# HO Single lane track?



## cts125 (Feb 8, 2012)

Has anyone cut down standard HO track to just one lane? 

I'm looking into building a small rally-style track and am interested in just one lane for the whole layout (time trial racing).

I'm not really able to cut my own routed track so I was wondering about just cutting down my regular 2-lane track.

Any ideas/opinions?

Thanks!
CT


----------



## TK Solver (Mar 18, 2004)

Have you considered using both lanes of AFX track with a crossover piece so that the lap length is effectively doubled? I know it's not the same as what you're asking but it would take up approximately the same amount of space.


----------



## slotcarman12078 (Oct 3, 2008)

I've seen a couple of instances of guys cutting a few single lanes out of regular 2 lane track, and it's not pretty. The biggest problem you need to consider is how to keep the single lanes together. Clips work, but counting on them for a whole track would prove rather expensive, and unreliable. Another issue is hiding the cut side which usually kinda ragged looking, and unsupported underneath too. Still another thing to consider is how thick is your cutter, and will it leave enough of both halves of the track usable? What brand and type track are you thinking of cutting? How does it join together, and will it still lock if it's half gone?


----------



## ParkRNDL (Mar 20, 2002)

TK Solver said:


> Have you considered using both lanes of AFX track with a crossover piece so that the lap length is effectively doubled? I know it's not the same as what you're asking but it would take up approximately the same amount of space.


I always liked this idea.

--rick


----------



## Hotrodzz3 (Apr 5, 2011)

• Information given:
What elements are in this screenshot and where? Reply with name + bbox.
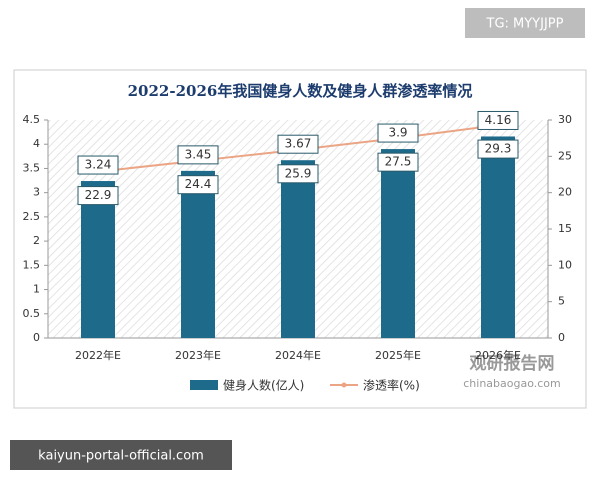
watermark: kaiyun-portal-official.com: [38, 449, 204, 464]
data-label: 24.4: [185, 177, 212, 191]
data-label: 4.16: [485, 113, 512, 127]
logo-url: chinabaogao.com: [463, 377, 561, 390]
x-tick-label: 2026年E: [475, 348, 521, 362]
bar: [81, 181, 115, 338]
data-label-box: [377, 152, 419, 172]
y2-tick-label: 10: [558, 258, 572, 271]
y-tick-label: 3: [33, 186, 40, 199]
y2-tick-label: 25: [558, 149, 572, 162]
data-label: 27.5: [385, 155, 412, 169]
data-label: 25.9: [285, 166, 312, 180]
y2-tick-label: 20: [558, 186, 572, 199]
legend-swatch: [190, 380, 218, 390]
x-tick-label: 2023年E: [175, 348, 221, 362]
data-label-box: [177, 145, 219, 165]
data-label-box: [377, 123, 419, 143]
data-label-box: [477, 110, 519, 130]
y-tick-label: 0.5: [23, 307, 41, 320]
y-tick-label: 2: [33, 234, 40, 247]
y-tick-label: 2.5: [23, 210, 41, 223]
chart-title: 2022-2026年我国健身人数及健身人群渗透率情况: [128, 82, 473, 100]
data-label-box: [277, 164, 319, 184]
data-label-box: [277, 134, 319, 154]
data-label: 22.9: [85, 188, 112, 202]
y-tick-label: 0: [33, 331, 40, 344]
y-tick-label: 1: [33, 283, 40, 296]
data-label: 3.45: [185, 147, 212, 161]
bar: [281, 160, 315, 338]
data-label: 3.24: [85, 158, 112, 172]
watermark-box: [10, 440, 232, 470]
data-label: 3.9: [388, 126, 407, 140]
x-tick-label: 2022年E: [75, 348, 121, 362]
y2-tick-label: 0: [558, 331, 565, 344]
y2-tick-label: 15: [558, 222, 572, 235]
legend-label: 健身人数(亿人): [223, 378, 304, 393]
logo: 观研报告网: [469, 353, 555, 374]
data-label-box: [77, 186, 119, 206]
data-label-box: [77, 155, 119, 175]
data-label: 3.67: [285, 137, 312, 151]
bar: [381, 149, 415, 338]
legend-swatch: [341, 382, 347, 388]
legend-label: 渗透率(%): [363, 378, 420, 393]
bar: [181, 170, 215, 338]
bar: [481, 136, 515, 338]
y-tick-label: 1.5: [23, 258, 41, 271]
y2-tick-label: 5: [558, 295, 565, 308]
data-label-box: [477, 139, 519, 159]
x-tick-label: 2024年E: [275, 348, 321, 362]
watermark: TG: MYYJJPP: [486, 17, 564, 32]
y2-tick-label: 30: [558, 113, 572, 126]
y-tick-label: 4: [33, 137, 40, 150]
watermark-box: [465, 8, 585, 38]
data-label-box: [177, 175, 219, 195]
y-tick-label: 4.5: [23, 113, 41, 126]
x-tick-label: 2025年E: [375, 348, 421, 362]
data-label: 29.3: [485, 142, 512, 156]
y-tick-label: 3.5: [23, 161, 41, 174]
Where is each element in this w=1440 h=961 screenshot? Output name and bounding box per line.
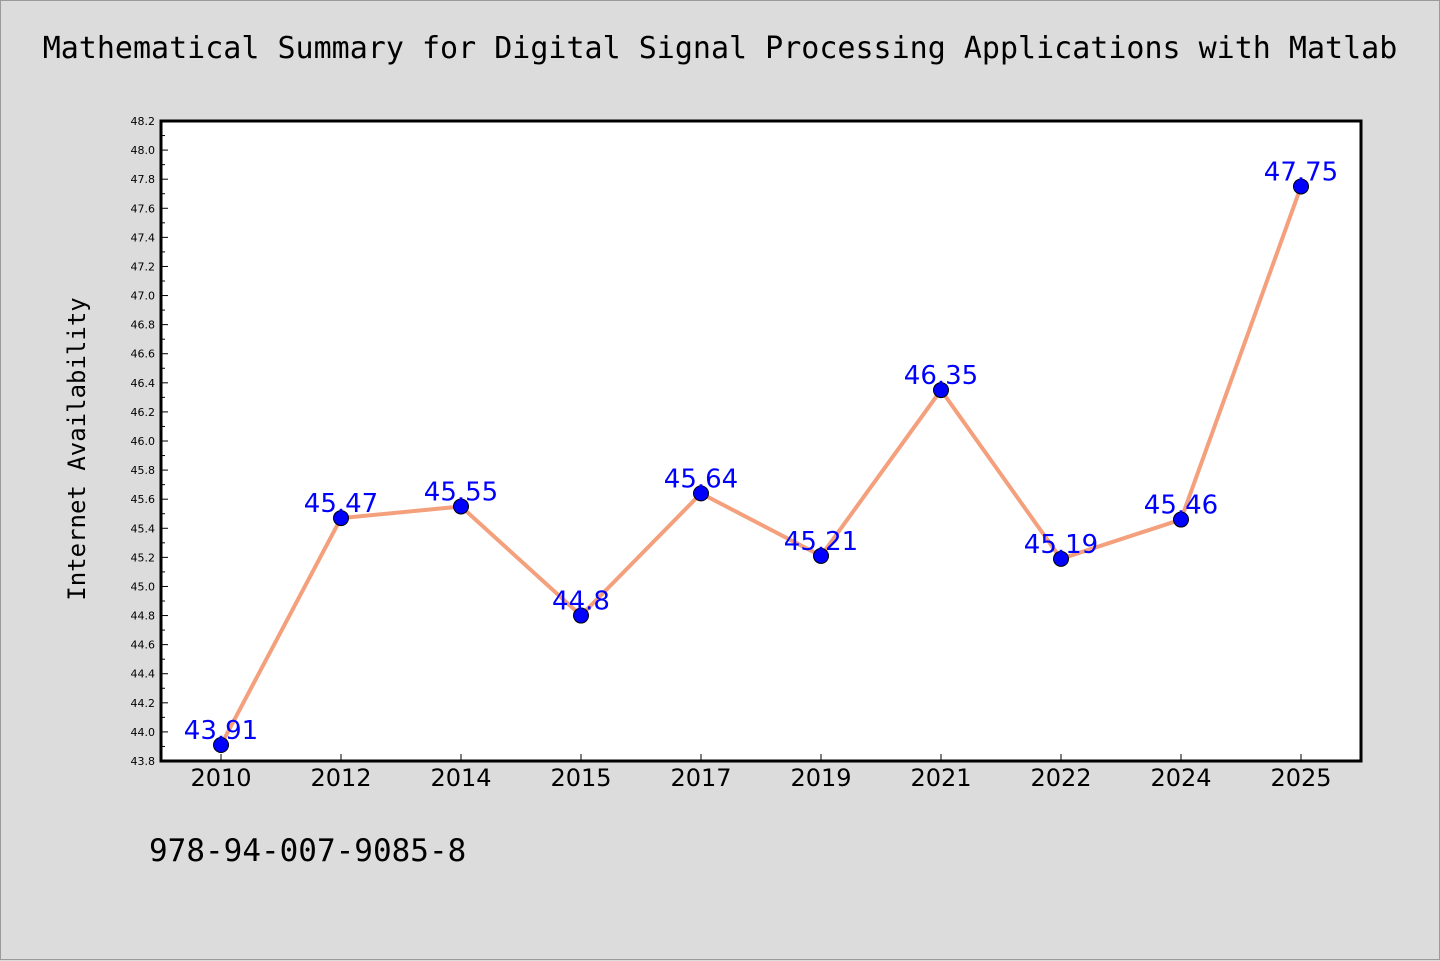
y-tick-label: 44.8: [131, 610, 156, 623]
y-tick-label: 45.2: [131, 551, 156, 564]
y-tick-label: 47.2: [131, 260, 156, 273]
data-label-2024: 45.46: [1144, 491, 1218, 521]
y-tick-label: 43.8: [131, 755, 156, 768]
plot-frame: [159, 119, 1363, 763]
x-tick-label: 2024: [1150, 764, 1211, 792]
data-point-2025: [1293, 178, 1309, 195]
data-label-2017: 45.64: [664, 464, 738, 494]
data-point-2022: [1053, 550, 1069, 567]
y-tick-label: 47.0: [131, 290, 156, 303]
x-tick-label: 2021: [910, 764, 971, 792]
data-label-2021: 46.35: [904, 361, 978, 391]
y-tick-label: 46.8: [131, 319, 156, 332]
data-point-2012: [333, 510, 349, 527]
x-tick-label: 2022: [1030, 764, 1091, 792]
y-tick-label: 47.8: [131, 173, 156, 186]
data-point-2017: [693, 485, 709, 502]
y-tick-label: 46.6: [131, 348, 156, 361]
data-point-2010: [213, 737, 229, 753]
data-label-2012: 45.47: [304, 489, 378, 519]
x-tick-label: 2019: [790, 764, 851, 792]
y-tick-label: 48.2: [131, 115, 156, 128]
y-tick-label: 44.6: [131, 639, 156, 652]
y-tick-label: 45.8: [131, 464, 156, 477]
y-tick-label: 44.4: [131, 668, 156, 681]
data-point-2021: [933, 382, 949, 399]
data-point-2019: [813, 547, 829, 564]
isbn-text: 978-94-007-9085-8: [149, 833, 467, 869]
x-tick-label: 2025: [1270, 764, 1331, 792]
y-tick-label: 46.2: [131, 406, 156, 419]
y-tick-label: 46.4: [131, 377, 156, 390]
data-label-2025: 47.75: [1264, 157, 1338, 187]
y-tick-label: 46.0: [131, 435, 156, 448]
data-label-2010: 43.91: [184, 716, 258, 746]
y-tick-label: 48.0: [131, 144, 156, 157]
y-tick-label: 44.0: [131, 726, 156, 739]
chart-title: Mathematical Summary for Digital Signal …: [42, 31, 1398, 66]
data-label-2019: 45.21: [784, 527, 858, 557]
data-label-2014: 45.55: [424, 477, 498, 507]
series-line: [219, 185, 1303, 746]
y-tick-label: 45.4: [131, 522, 156, 535]
data-point-2015: [573, 607, 589, 624]
x-tick-label: 2012: [310, 764, 371, 792]
y-tick-label: 47.4: [131, 231, 156, 244]
y-axis-label: Internet Availability: [63, 297, 91, 600]
y-tick-label: 45.0: [131, 580, 156, 593]
x-tick-label: 2014: [430, 764, 491, 792]
y-tick-label: 45.6: [131, 493, 156, 506]
data-point-2024: [1173, 511, 1189, 528]
data-label-2015: 44.8: [552, 587, 610, 617]
x-tick-label: 2010: [190, 764, 251, 792]
x-tick-label: 2017: [670, 764, 731, 792]
plot-area: [161, 121, 1361, 761]
y-tick-label: 44.2: [131, 697, 156, 710]
data-label-2022: 45.19: [1024, 530, 1098, 560]
data-point-2014: [453, 498, 469, 515]
y-tick-label: 47.6: [131, 202, 156, 215]
x-tick-label: 2015: [550, 764, 611, 792]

• Task set:
A – In the forum thread about single-lane HO track, what piece does TK Solver suggest using with both lanes of AFX track to double the lap length?
B – Carry on the forum thread about cutting HO track down to one lane, starting right after its final line.

• Answers for the tasks:
A – A crossover piece.

B –
I've cut Tyco track down to one lane to make a skid pad for breaking in cars but I only cut down 9 inch curves and just enough to make a circle. What I did was to remove the rails from the outer lane and then used a band saw cutting the track where the rails were which left the locks intact for holding it all together and left me with a nice clean edge where I cut. It also left enough track that it won't need and apron although I'm still going to put an apron on it to cover the open side of the track. Not sure how well it works yet as it will be another week or two before I power my new track up and the skid pad is one of the last things I plan on adding to the table.
Good Luck
Bob


----------



## Tycoarm (Jan 7, 2006)

A band saw is probably the best way to get it done as a jigsaw will make it very difficult and a spiral cut saw will tend to wander causing a jagged unclean edge.
I was able to cut the newer Tyco Quick Clik track using a band saw years ago. The band saw blade is quite thin so you will have very little track loss. Plus with the newer Tyco or Mattel Tyco track makes it possible to connect the pieces without clips.


----------



## slotcarman12078 (Oct 3, 2008)

Cool!! I didn't know you could get away with that with TYCO/Mattel track. And a band saw never crossed my mind... all my track cutting experiments so far we with a dremel, and you know how rough those results can be.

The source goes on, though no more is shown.